• [Supplied records]

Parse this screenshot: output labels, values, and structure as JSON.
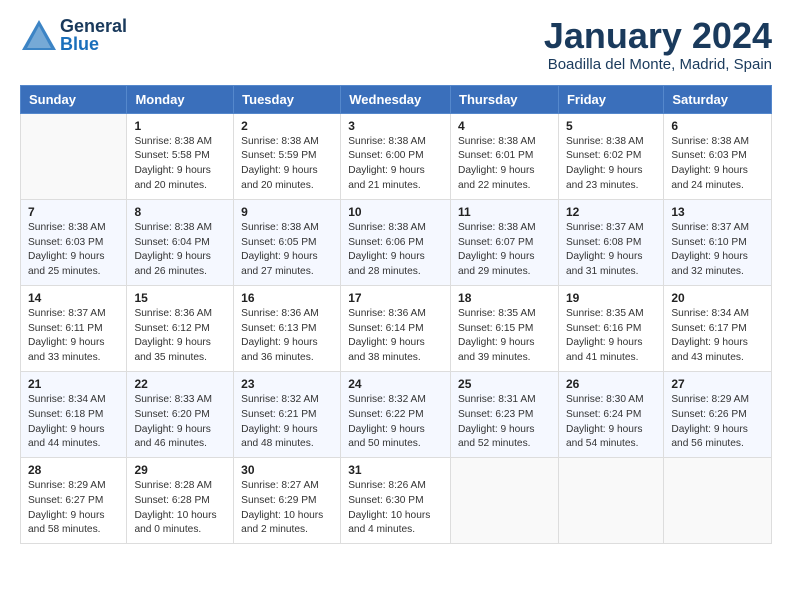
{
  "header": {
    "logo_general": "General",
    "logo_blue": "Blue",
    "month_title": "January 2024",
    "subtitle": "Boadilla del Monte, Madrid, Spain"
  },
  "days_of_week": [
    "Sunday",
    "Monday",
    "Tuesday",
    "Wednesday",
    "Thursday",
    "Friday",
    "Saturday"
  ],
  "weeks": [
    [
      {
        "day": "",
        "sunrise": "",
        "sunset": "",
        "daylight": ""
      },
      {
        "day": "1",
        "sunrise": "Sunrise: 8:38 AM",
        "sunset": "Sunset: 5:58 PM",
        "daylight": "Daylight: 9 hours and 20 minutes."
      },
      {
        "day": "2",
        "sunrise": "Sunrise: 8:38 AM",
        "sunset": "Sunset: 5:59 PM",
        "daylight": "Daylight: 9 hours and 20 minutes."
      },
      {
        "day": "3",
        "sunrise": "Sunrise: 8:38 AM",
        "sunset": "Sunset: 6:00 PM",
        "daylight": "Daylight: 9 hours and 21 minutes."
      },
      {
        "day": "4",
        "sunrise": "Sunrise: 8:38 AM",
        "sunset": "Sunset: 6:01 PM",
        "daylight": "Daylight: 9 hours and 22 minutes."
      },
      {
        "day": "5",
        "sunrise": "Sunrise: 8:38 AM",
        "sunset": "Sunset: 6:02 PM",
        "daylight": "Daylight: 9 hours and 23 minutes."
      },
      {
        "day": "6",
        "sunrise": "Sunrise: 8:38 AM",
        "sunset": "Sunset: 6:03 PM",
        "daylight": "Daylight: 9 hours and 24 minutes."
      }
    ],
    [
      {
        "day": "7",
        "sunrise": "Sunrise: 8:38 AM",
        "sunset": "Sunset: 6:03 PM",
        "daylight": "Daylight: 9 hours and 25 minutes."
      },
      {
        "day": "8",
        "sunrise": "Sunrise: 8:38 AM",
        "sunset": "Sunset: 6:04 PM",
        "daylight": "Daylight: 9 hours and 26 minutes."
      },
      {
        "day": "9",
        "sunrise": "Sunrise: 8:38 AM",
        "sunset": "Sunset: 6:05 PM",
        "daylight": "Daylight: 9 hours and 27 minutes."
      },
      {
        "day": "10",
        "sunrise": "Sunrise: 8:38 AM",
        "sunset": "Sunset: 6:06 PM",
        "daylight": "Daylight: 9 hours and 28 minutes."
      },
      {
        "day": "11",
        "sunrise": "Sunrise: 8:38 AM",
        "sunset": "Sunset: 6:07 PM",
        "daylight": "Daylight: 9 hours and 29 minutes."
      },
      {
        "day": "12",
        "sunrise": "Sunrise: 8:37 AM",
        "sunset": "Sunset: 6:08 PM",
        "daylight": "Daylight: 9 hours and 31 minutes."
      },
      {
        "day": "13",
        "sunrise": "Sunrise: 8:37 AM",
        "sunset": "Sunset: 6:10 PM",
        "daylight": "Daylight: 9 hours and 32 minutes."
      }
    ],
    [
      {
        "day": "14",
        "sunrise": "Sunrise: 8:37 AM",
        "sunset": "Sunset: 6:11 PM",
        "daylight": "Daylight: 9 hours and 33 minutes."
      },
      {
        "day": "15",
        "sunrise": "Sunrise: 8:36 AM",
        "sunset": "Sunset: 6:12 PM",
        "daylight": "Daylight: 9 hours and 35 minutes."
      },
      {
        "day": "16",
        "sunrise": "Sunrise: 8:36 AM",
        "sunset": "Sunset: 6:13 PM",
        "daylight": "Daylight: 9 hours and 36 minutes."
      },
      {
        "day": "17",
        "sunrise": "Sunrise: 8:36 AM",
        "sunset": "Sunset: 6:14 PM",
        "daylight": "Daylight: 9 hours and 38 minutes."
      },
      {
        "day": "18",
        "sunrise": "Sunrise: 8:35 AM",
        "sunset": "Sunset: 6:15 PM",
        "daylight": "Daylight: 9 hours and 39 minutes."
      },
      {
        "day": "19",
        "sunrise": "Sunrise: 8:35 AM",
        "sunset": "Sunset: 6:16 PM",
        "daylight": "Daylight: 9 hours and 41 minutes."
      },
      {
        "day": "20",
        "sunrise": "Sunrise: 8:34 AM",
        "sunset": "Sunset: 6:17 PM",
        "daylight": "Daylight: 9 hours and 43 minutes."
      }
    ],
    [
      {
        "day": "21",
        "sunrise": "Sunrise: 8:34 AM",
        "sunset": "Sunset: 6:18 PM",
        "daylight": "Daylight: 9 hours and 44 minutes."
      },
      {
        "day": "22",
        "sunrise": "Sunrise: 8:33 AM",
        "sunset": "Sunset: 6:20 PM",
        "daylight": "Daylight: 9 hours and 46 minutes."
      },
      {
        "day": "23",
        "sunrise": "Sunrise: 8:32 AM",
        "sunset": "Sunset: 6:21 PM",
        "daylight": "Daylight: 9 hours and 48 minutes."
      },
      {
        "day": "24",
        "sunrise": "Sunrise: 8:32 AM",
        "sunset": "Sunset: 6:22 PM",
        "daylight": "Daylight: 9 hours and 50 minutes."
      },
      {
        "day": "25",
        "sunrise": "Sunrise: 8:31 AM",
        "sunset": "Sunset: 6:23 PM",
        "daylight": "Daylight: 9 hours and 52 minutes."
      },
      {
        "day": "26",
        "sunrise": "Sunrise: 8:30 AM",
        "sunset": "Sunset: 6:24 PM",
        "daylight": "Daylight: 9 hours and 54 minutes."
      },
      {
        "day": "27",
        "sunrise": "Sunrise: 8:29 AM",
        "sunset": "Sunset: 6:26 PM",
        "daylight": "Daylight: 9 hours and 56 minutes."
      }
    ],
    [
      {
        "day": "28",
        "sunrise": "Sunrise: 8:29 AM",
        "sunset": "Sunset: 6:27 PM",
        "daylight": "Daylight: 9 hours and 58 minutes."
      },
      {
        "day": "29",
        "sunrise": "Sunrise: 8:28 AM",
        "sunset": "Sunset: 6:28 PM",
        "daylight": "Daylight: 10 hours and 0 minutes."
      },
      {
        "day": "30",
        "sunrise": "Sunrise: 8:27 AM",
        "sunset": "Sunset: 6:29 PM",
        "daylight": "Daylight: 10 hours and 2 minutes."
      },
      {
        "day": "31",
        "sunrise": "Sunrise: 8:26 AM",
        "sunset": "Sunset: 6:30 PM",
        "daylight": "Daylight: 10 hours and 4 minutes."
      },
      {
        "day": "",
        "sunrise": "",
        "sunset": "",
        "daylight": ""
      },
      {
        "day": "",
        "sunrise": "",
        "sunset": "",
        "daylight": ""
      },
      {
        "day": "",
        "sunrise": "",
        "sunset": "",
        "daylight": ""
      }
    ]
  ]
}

---

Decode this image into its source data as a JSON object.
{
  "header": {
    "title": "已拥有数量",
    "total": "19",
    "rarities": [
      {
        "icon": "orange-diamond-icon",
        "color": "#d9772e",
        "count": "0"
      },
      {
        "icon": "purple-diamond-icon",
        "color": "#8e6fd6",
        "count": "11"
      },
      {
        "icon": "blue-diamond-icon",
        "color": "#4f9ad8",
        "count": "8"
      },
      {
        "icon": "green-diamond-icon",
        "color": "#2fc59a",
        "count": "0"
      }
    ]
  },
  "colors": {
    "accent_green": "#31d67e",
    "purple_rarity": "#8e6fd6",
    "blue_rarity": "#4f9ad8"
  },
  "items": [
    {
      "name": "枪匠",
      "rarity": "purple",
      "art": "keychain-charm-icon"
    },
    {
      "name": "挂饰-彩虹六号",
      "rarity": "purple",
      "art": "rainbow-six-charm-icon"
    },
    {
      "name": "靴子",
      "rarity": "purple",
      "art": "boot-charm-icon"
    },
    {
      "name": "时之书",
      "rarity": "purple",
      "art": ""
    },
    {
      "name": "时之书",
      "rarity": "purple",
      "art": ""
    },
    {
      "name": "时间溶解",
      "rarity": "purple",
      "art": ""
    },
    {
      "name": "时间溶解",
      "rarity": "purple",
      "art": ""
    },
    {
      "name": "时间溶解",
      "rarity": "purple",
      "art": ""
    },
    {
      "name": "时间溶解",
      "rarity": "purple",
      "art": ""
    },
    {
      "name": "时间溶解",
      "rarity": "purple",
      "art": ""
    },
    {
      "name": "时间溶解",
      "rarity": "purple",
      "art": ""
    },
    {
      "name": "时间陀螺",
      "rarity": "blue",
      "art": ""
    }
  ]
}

• [Task instructions] Tally the lines holding the string "charm" and give only the count.

• [Response to the task] 3